### [What the exercise asks]
Locate every line that holds the string "области" and copy it.

### [Data section]
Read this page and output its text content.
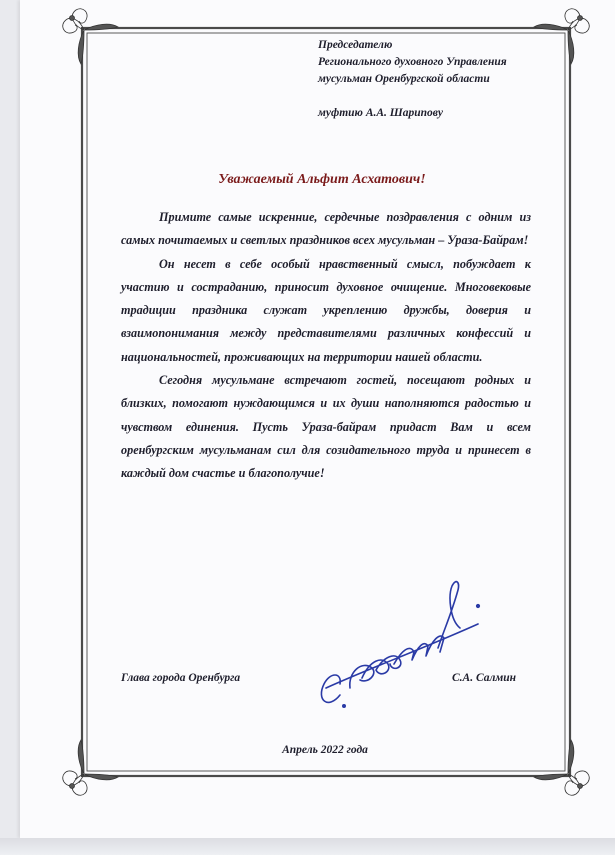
Председателю
Регионального духовного Управления
мусульман Оренбургской области
муфтию А.А. Шарипову
Уважаемый Альфит Асхатович!

Примите самые искренние, сердечные поздравления с одним из самых почитаемых и светлых праздников всех мусульман – Ураза-Байрам!

Он несет в себе особый нравственный смысл, побуждает к участию и состраданию, приносит духовное очищение. Многовековые традиции праздника служат укреплению дружбы, доверия и взаимопонимания между представителями различных конфессий и национальностей, проживающих на территории нашей области.

Сегодня мусульмане встречают гостей, посещают родных и близких, помогают нуждающимся и их души наполняются радостью и чувством единения. Пусть Ураза-байрам придаст Вам и всем оренбургским мусульманам сил для созидательного труда и принесет в каждый дом счастье и благополучие!

Глава города Оренбурга	С.А. Салмин
Апрель 2022 года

### [The completed task]
мусульман Оренбургской области
Он несет в себе особый нравственный смысл, побуждает к участию и состраданию, приносит духовное очищение. Многовековые традиции праздника служат укреплению дружбы, доверия и взаимопонимания между представителями различных конфессий и национальностей, проживающих на территории нашей области.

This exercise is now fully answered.